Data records
***
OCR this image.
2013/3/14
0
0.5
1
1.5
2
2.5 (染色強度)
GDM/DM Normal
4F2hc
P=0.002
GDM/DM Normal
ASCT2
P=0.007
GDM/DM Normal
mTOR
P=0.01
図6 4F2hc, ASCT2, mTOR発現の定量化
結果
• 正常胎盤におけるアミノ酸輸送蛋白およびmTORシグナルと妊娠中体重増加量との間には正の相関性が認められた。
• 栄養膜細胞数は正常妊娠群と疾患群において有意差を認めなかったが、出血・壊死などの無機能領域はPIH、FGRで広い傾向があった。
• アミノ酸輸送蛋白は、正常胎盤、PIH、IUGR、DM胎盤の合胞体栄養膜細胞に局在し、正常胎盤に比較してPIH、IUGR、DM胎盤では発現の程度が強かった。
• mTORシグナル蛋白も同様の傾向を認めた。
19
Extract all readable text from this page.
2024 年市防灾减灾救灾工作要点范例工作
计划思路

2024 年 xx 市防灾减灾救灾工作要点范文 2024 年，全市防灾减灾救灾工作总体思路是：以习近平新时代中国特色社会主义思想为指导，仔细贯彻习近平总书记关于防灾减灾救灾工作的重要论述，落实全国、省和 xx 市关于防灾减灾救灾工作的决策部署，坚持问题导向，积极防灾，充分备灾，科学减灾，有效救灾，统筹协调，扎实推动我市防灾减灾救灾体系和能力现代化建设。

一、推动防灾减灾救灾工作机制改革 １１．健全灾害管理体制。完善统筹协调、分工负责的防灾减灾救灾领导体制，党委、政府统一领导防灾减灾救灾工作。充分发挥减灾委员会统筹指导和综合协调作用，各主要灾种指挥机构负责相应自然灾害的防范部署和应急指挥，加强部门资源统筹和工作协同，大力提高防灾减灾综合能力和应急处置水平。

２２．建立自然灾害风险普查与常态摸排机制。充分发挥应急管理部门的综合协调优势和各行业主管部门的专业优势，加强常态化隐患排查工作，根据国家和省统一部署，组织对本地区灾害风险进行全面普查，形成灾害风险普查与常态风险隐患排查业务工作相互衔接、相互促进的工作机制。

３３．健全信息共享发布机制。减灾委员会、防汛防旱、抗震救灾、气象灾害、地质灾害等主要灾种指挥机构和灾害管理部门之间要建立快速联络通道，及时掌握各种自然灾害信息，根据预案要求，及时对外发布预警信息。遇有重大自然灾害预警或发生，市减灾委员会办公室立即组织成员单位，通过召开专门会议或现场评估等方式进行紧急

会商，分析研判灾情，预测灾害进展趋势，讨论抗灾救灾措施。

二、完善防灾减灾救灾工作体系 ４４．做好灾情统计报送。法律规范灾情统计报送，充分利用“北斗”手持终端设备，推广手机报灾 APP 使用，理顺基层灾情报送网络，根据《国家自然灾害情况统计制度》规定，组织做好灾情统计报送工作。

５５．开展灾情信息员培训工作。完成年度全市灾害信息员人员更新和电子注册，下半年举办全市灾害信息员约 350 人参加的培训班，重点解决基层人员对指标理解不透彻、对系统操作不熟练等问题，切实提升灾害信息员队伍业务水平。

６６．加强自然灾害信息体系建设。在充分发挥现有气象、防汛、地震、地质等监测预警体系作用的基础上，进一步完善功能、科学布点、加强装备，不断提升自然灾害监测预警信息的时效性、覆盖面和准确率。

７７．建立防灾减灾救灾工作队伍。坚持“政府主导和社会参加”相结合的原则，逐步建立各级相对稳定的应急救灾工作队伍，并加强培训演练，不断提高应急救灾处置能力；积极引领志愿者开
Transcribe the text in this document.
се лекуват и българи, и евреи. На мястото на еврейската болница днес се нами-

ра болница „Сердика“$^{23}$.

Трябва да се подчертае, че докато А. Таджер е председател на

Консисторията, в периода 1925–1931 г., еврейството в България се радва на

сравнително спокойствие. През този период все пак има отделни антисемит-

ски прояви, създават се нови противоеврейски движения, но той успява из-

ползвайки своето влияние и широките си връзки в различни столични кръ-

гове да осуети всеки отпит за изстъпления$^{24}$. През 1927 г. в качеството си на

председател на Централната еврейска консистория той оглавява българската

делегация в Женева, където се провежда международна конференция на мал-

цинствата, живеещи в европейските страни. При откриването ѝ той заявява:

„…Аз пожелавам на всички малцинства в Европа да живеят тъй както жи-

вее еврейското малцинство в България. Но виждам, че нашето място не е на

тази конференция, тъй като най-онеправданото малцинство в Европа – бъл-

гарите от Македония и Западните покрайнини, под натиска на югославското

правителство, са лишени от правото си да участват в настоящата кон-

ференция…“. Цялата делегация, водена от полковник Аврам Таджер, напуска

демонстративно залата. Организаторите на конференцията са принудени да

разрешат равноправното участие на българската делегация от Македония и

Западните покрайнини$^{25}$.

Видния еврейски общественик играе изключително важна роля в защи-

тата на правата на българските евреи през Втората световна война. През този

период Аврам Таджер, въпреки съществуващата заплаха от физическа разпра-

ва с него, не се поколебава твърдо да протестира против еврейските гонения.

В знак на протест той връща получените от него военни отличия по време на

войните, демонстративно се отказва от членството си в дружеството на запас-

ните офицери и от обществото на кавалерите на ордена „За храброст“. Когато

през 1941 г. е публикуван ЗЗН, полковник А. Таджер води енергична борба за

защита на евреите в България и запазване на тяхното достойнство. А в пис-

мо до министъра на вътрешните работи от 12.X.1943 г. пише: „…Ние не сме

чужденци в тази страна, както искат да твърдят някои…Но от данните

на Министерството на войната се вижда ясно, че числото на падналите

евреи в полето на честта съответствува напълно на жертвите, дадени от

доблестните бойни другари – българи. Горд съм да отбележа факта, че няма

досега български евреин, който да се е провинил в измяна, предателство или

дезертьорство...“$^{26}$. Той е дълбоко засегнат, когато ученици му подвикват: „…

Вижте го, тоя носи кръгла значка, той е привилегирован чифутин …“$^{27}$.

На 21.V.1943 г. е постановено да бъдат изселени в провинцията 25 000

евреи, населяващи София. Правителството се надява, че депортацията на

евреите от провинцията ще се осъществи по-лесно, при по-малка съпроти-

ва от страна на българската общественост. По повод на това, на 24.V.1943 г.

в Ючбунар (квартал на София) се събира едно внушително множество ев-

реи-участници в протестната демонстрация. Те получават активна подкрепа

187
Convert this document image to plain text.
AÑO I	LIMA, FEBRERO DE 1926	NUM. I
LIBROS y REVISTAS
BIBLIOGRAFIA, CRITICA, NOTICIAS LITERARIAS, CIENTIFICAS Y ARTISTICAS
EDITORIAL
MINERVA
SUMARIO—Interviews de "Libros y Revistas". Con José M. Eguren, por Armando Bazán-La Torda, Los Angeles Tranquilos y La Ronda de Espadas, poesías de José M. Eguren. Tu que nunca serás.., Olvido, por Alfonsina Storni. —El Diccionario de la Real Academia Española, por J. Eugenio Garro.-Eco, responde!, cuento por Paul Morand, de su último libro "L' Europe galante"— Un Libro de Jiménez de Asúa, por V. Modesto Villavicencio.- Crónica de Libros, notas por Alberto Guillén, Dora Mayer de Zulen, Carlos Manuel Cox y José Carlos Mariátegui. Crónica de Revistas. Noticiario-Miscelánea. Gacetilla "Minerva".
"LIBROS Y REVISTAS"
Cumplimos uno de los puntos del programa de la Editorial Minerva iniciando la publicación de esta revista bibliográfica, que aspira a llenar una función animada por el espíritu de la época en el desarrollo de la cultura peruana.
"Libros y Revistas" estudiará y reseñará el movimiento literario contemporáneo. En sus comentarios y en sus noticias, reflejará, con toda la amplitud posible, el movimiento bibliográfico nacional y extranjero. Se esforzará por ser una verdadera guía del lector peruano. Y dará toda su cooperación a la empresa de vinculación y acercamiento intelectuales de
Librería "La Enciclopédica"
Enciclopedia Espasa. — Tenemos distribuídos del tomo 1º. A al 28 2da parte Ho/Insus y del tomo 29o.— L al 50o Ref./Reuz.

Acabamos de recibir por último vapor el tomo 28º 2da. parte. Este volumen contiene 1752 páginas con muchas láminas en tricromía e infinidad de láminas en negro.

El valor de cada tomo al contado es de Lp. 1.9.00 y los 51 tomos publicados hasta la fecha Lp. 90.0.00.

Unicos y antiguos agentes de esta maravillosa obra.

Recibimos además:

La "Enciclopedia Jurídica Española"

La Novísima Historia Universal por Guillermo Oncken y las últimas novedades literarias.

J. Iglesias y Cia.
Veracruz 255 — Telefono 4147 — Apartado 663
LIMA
***
> **INSTRUCTIONS FOR THE TASK**
Show every line from the entries above in which the word "this" appears.

> **COMPLETED TASK**
OCR this image.
Extract all readable text from this page.
Transcribe the text in this document.
Convert this document image to plain text.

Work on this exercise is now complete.